#### Your objective:
Where a line holds the word "Agosto", copy that line from the data below.

#### Provided entries:
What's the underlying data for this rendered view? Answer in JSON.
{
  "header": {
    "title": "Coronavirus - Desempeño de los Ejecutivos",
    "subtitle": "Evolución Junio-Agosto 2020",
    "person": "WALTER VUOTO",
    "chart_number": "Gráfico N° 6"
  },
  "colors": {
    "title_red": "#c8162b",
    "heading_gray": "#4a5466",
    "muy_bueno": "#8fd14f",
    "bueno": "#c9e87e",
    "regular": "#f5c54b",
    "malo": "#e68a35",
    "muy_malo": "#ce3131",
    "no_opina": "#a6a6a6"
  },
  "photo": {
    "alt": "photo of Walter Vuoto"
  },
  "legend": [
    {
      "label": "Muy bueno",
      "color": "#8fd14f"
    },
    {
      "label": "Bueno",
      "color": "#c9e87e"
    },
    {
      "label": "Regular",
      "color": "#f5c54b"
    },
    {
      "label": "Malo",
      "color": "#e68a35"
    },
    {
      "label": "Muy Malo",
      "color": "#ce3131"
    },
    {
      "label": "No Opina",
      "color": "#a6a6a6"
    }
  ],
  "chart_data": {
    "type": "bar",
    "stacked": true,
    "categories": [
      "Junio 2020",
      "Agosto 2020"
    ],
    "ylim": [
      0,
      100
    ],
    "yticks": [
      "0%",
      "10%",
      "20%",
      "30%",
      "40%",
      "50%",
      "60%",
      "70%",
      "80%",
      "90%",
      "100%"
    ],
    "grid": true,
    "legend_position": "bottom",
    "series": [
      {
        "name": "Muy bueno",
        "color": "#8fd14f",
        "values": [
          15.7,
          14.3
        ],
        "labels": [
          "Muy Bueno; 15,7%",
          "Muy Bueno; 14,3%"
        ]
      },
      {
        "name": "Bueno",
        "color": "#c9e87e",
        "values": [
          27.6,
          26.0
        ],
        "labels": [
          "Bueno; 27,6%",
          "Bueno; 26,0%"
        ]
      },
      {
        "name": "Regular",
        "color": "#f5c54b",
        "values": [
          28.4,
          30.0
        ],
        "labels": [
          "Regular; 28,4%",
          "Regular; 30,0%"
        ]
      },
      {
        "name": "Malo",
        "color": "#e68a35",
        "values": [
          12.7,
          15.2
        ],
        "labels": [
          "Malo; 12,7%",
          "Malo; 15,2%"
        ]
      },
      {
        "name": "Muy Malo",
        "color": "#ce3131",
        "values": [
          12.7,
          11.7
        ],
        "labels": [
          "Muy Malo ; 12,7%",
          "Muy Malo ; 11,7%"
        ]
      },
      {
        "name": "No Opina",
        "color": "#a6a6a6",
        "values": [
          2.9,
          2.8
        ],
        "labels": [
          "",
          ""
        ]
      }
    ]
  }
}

#### Output of the task:
    "subtitle": "Evolución Junio-Agosto 2020",
      "Agosto 2020"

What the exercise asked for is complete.